Recorded data
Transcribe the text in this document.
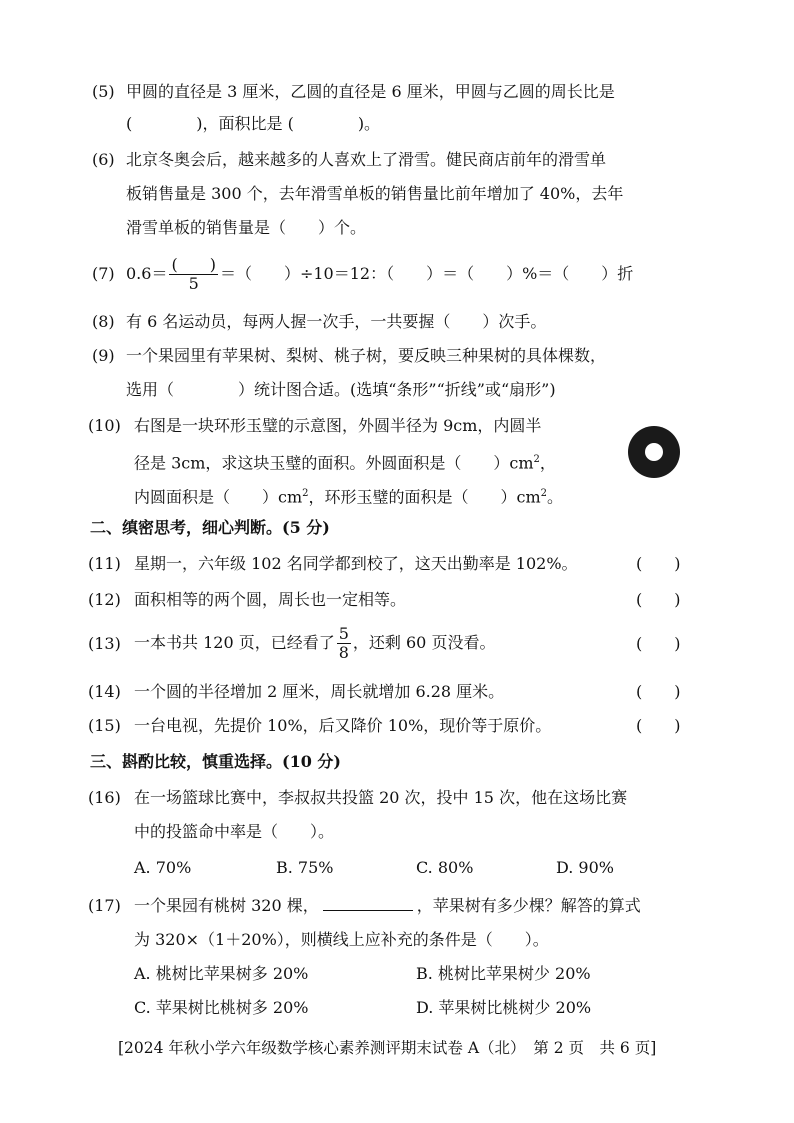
(5) 甲圆的直径是 3 厘米，乙圆的直径是 6 厘米，甲圆与乙圆的周长比是
(　　　　)，面积比是 (　　　　)。
(6) 北京冬奥会后，越来越多的人喜欢上了滑雪。健民商店前年的滑雪单
板销售量是 300 个，去年滑雪单板的销售量比前年增加了 40%，去年
滑雪单板的销售量是（　　）个。
(7) $0.6= \frac{( )}{5}$ ＝（　　）÷10＝12：（　　）＝（　　）%＝（　　）折
(8) 有 6 名运动员，每两人握一次手，一共要握（　　）次手。
(9) 一个果园里有苹果树、梨树、桃子树，要反映三种果树的具体棵数，
选用（　　　　）统计图合适。(选填“条形”“折线”或“扇形”)
(10) 右图是一块环形玉璧的示意图，外圆半径为 9cm，内圆半
径是 3cm，求这块玉璧的面积。外圆面积是（　　）$cm^2$，
内圆面积是（　　）$cm^2$，环形玉璧的面积是（　　）$cm^2$。
二、缜密思考，细心判断。(5 分)
(11) 星期一，六年级 102 名同学都到校了，这天出勤率是 102%。	(　　)
(12) 面积相等的两个圆，周长也一定相等。	(　　)
(13) 一本书共 120 页，已经看了 $\frac{5}{8}$ ，还剩 60 页没看。	(　　)
(14) 一个圆的半径增加 2 厘米，周长就增加 6.28 厘米。	(　　)
(15) 一台电视，先提价 10%，后又降价 10%，现价等于原价。	(　　)
三、斟酌比较，慎重选择。(10 分)
(16) 在一场篮球比赛中，李叔叔共投篮 20 次，投中 15 次，他在这场比赛
中的投篮命中率是（　　）。
A. 70%	B. 75%	C. 80%	D. 90%
(17) 一个果园有桃树 320 棵，	，苹果树有多少棵？解答的算式
为 320×（1＋20%），则横线上应补充的条件是（　　）。
A. 桃树比苹果树多 20%	B. 桃树比苹果树少 20%
C. 苹果树比桃树多 20%	D. 苹果树比桃树少 20%
[2024 年秋小学六年级数学核心素养测评期末试卷 A（北）　第 2 页　共 6 页]
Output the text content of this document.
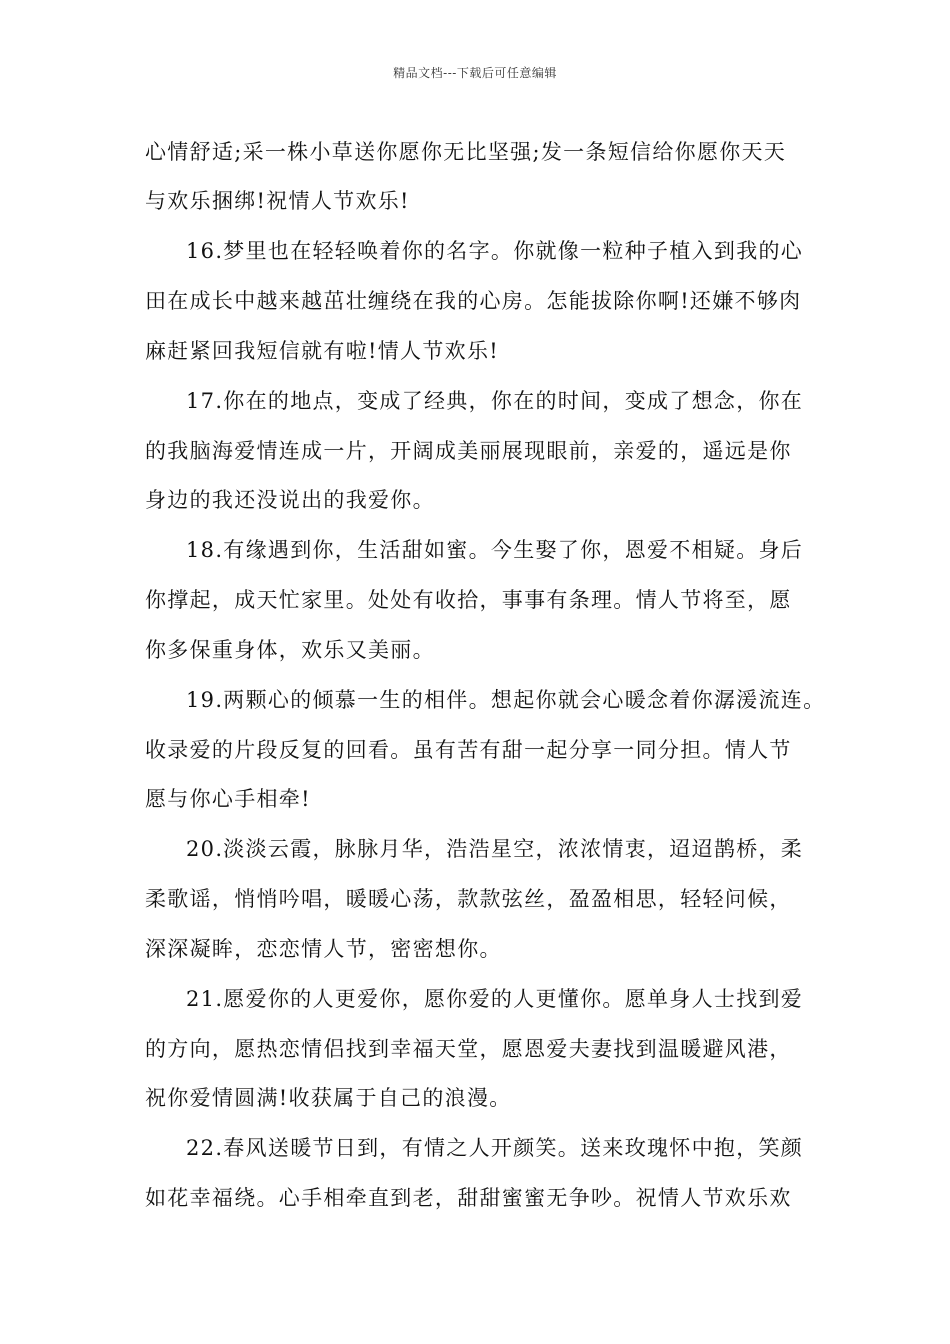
精品文档---下载后可任意编辑
心情舒适;采一株小草送你愿你无比坚强;发一条短信给你愿你天天
与欢乐捆绑!祝情人节欢乐!
16.梦里也在轻轻唤着你的名字。你就像一粒种子植入到我的心
田在成长中越来越茁壮缠绕在我的心房。怎能拔除你啊!还嫌不够肉
麻赶紧回我短信就有啦!情人节欢乐!
17.你在的地点，变成了经典，你在的时间，变成了想念，你在
的我脑海爱情连成一片，开阔成美丽展现眼前，亲爱的，遥远是你
身边的我还没说出的我爱你。
18.有缘遇到你，生活甜如蜜。今生娶了你，恩爱不相疑。身后
你撑起，成天忙家里。处处有收拾，事事有条理。情人节将至，愿
你多保重身体，欢乐又美丽。
19.两颗心的倾慕一生的相伴。想起你就会心暖念着你潺湲流连。
收录爱的片段反复的回看。虽有苦有甜一起分享一同分担。情人节
愿与你心手相牵!
20.淡淡云霞，脉脉月华，浩浩星空，浓浓情衷，迢迢鹊桥，柔
柔歌谣，悄悄吟唱，暖暖心荡，款款弦丝，盈盈相思，轻轻问候，
深深凝眸，恋恋情人节，密密想你。
21.愿爱你的人更爱你，愿你爱的人更懂你。愿单身人士找到爱
的方向，愿热恋情侣找到幸福天堂，愿恩爱夫妻找到温暖避风港，
祝你爱情圆满!收获属于自己的浪漫。
22.春风送暖节日到，有情之人开颜笑。送来玫瑰怀中抱，笑颜
如花幸福绕。心手相牵直到老，甜甜蜜蜜无争吵。祝情人节欢乐欢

Prompt
Pictures are excluded; copy all other data exactly as shown.

Solution to this problem
Transcribe the text in this document.
(5) 甲圆的直径是 3 厘米，乙圆的直径是 6 厘米，甲圆与乙圆的周长比是
(　　　　)，面积比是 (　　　　)。
(6) 北京冬奥会后，越来越多的人喜欢上了滑雪。健民商店前年的滑雪单
板销售量是 300 个，去年滑雪单板的销售量比前年增加了 40%，去年
滑雪单板的销售量是（　　）个。
(7) $0.6= \frac{( )}{5}$ ＝（　　）÷10＝12：（　　）＝（　　）%＝（　　）折
(8) 有 6 名运动员，每两人握一次手，一共要握（　　）次手。
(9) 一个果园里有苹果树、梨树、桃子树，要反映三种果树的具体棵数，
选用（　　　　）统计图合适。(选填“条形”“折线”或“扇形”)
(10) 右图是一块环形玉璧的示意图，外圆半径为 9cm，内圆半
径是 3cm，求这块玉璧的面积。外圆面积是（　　）$cm^2$，
内圆面积是（　　）$cm^2$，环形玉璧的面积是（　　）$cm^2$。
二、缜密思考，细心判断。(5 分)
(11) 星期一，六年级 102 名同学都到校了，这天出勤率是 102%。	(　　)
(12) 面积相等的两个圆，周长也一定相等。	(　　)
(13) 一本书共 120 页，已经看了 $\frac{5}{8}$ ，还剩 60 页没看。	(　　)
(14) 一个圆的半径增加 2 厘米，周长就增加 6.28 厘米。	(　　)
(15) 一台电视，先提价 10%，后又降价 10%，现价等于原价。	(　　)
三、斟酌比较，慎重选择。(10 分)
(16) 在一场篮球比赛中，李叔叔共投篮 20 次，投中 15 次，他在这场比赛
中的投篮命中率是（　　）。
A. 70%	B. 75%	C. 80%	D. 90%
(17) 一个果园有桃树 320 棵，	，苹果树有多少棵？解答的算式
为 320×（1＋20%），则横线上应补充的条件是（　　）。
A. 桃树比苹果树多 20%	B. 桃树比苹果树少 20%
C. 苹果树比桃树多 20%	D. 苹果树比桃树少 20%
[2024 年秋小学六年级数学核心素养测评期末试卷 A（北）　第 2 页　共 6 页]
Output the text content of this document.
精品文档---下载后可任意编辑
心情舒适;采一株小草送你愿你无比坚强;发一条短信给你愿你天天
与欢乐捆绑!祝情人节欢乐!
16.梦里也在轻轻唤着你的名字。你就像一粒种子植入到我的心
田在成长中越来越茁壮缠绕在我的心房。怎能拔除你啊!还嫌不够肉
麻赶紧回我短信就有啦!情人节欢乐!
17.你在的地点，变成了经典，你在的时间，变成了想念，你在
的我脑海爱情连成一片，开阔成美丽展现眼前，亲爱的，遥远是你
身边的我还没说出的我爱你。
18.有缘遇到你，生活甜如蜜。今生娶了你，恩爱不相疑。身后
你撑起，成天忙家里。处处有收拾，事事有条理。情人节将至，愿
你多保重身体，欢乐又美丽。
19.两颗心的倾慕一生的相伴。想起你就会心暖念着你潺湲流连。
收录爱的片段反复的回看。虽有苦有甜一起分享一同分担。情人节
愿与你心手相牵!
20.淡淡云霞，脉脉月华，浩浩星空，浓浓情衷，迢迢鹊桥，柔
柔歌谣，悄悄吟唱，暖暖心荡，款款弦丝，盈盈相思，轻轻问候，
深深凝眸，恋恋情人节，密密想你。
21.愿爱你的人更爱你，愿你爱的人更懂你。愿单身人士找到爱
的方向，愿热恋情侣找到幸福天堂，愿恩爱夫妻找到温暖避风港，
祝你爱情圆满!收获属于自己的浪漫。
22.春风送暖节日到，有情之人开颜笑。送来玫瑰怀中抱，笑颜
如花幸福绕。心手相牵直到老，甜甜蜜蜜无争吵。祝情人节欢乐欢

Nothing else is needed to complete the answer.